Pull out every line with the word "Enter".

--------------------

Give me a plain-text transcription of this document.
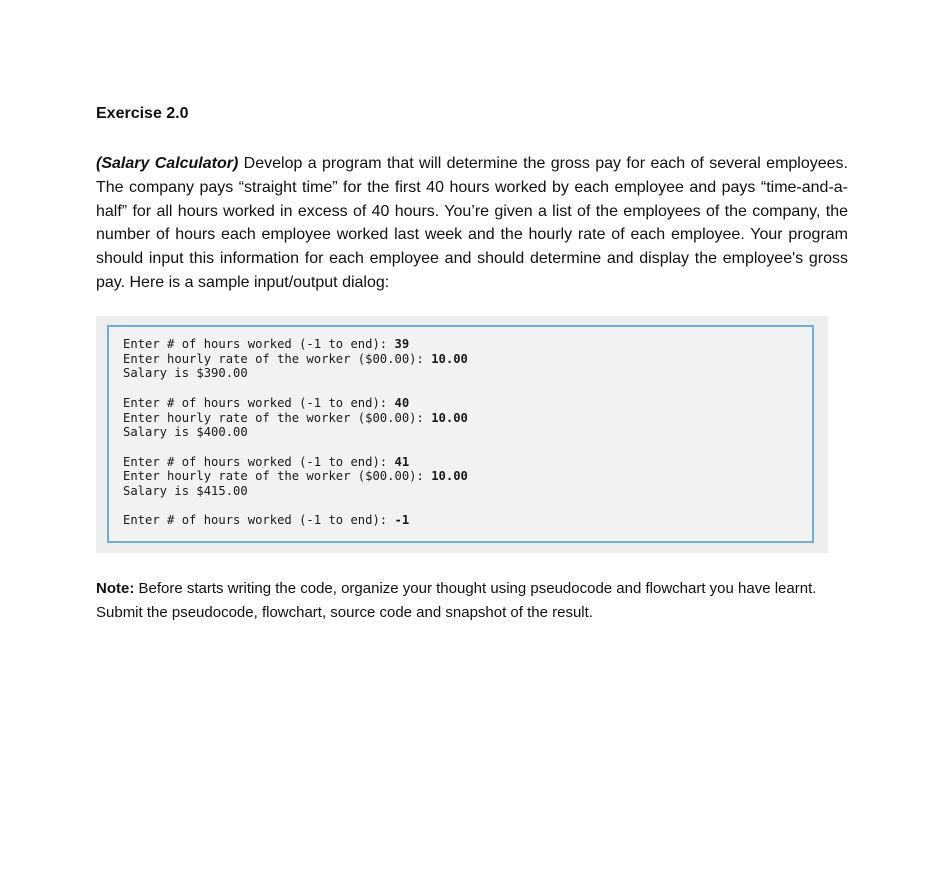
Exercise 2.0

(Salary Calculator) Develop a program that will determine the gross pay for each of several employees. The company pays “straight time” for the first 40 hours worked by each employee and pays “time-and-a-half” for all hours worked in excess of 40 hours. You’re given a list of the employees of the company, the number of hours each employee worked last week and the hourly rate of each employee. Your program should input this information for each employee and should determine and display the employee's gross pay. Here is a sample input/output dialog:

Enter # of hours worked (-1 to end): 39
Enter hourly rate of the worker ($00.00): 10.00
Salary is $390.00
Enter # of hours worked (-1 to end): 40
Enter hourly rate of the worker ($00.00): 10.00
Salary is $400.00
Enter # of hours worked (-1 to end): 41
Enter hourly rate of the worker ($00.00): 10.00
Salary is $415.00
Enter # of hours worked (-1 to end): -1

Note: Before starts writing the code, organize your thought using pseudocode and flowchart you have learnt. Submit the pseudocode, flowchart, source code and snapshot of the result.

--------------------

ANSWER TO THE EXERCISE:
Enter # of hours worked (-1 to end): 39
Enter hourly rate of the worker ($00.00): 10.00
Enter # of hours worked (-1 to end): 40
Enter hourly rate of the worker ($00.00): 10.00
Enter # of hours worked (-1 to end): 41
Enter hourly rate of the worker ($00.00): 10.00
Enter # of hours worked (-1 to end): -1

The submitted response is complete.